Aim:
Extract the text of every entry below exactly; leave images out.

Data extracted from a collection:

....

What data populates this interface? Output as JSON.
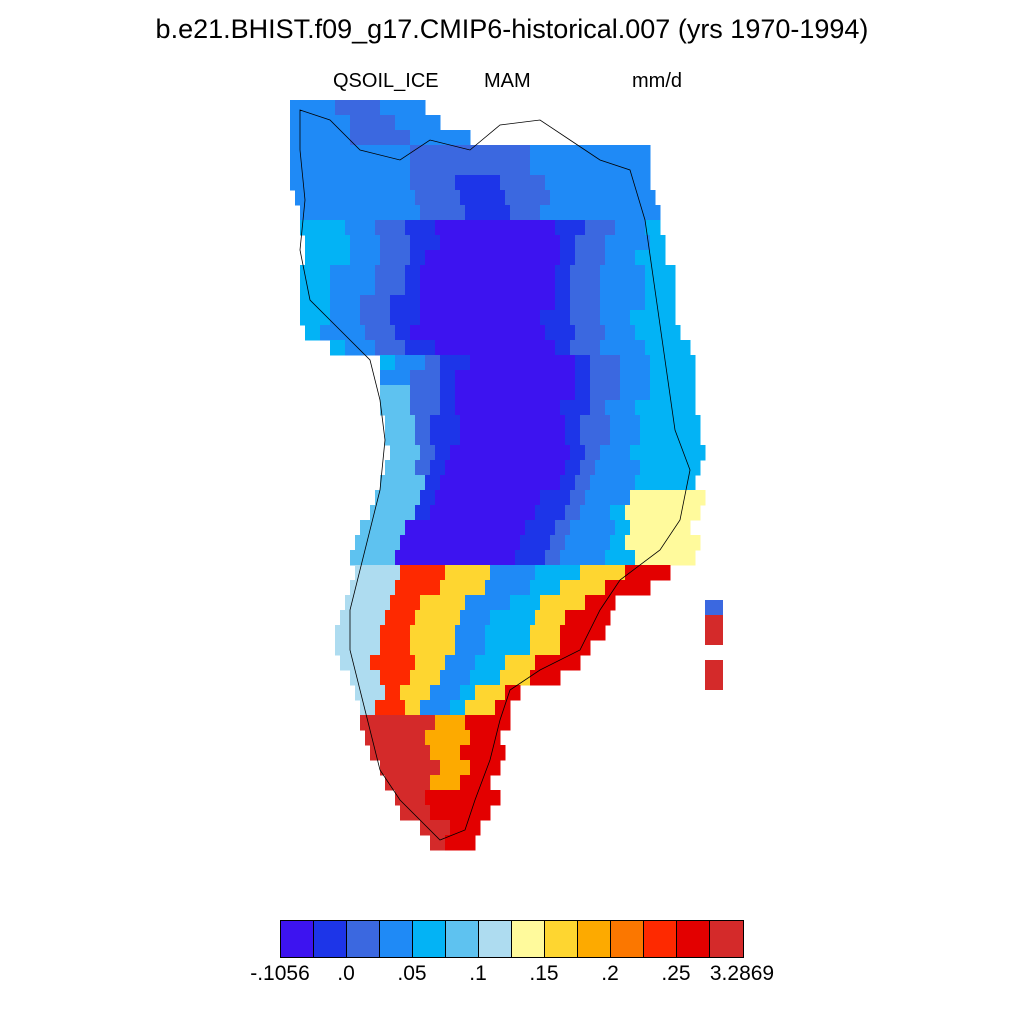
{
  "title": "b.e21.BHIST.f09_g17.CMIP6-historical.007 (yrs 1970-1994)",
  "subtitle": {
    "variable": "QSOIL_ICE",
    "season": "MAM",
    "units": "mm/d"
  },
  "colorbar": {
    "colors": [
      "#3d13f0",
      "#1d35e8",
      "#3b68e0",
      "#1f8af6",
      "#03b3f5",
      "#5ec2f0",
      "#aedcf0",
      "#fffa9c",
      "#fed630",
      "#fdaa00",
      "#fb7700",
      "#fe2900",
      "#e30000",
      "#d42a2a"
    ],
    "labels": [
      "-.1056",
      ".0",
      ".05",
      ".1",
      ".15",
      ".2",
      ".25",
      "3.2869"
    ]
  },
  "map": {
    "region": "Greenland",
    "coastline": "black",
    "missing_value_color": "#ffffff"
  }
}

....

Right answer:
What data populates this interface? Output as JSON.
{
  "title": "b.e21.BHIST.f09_g17.CMIP6-historical.007 (yrs 1970-1994)",
  "subtitle": {
    "variable": "QSOIL_ICE",
    "season": "MAM",
    "units": "mm/d"
  },
  "colorbar": {
    "colors": [
      "#3d13f0",
      "#1d35e8",
      "#3b68e0",
      "#1f8af6",
      "#03b3f5",
      "#5ec2f0",
      "#aedcf0",
      "#fffa9c",
      "#fed630",
      "#fdaa00",
      "#fb7700",
      "#fe2900",
      "#e30000",
      "#d42a2a"
    ],
    "labels": [
      "-.1056",
      ".0",
      ".05",
      ".1",
      ".15",
      ".2",
      ".25",
      "3.2869"
    ]
  },
  "map": {
    "region": "Greenland",
    "coastline": "black",
    "missing_value_color": "#ffffff"
  }
}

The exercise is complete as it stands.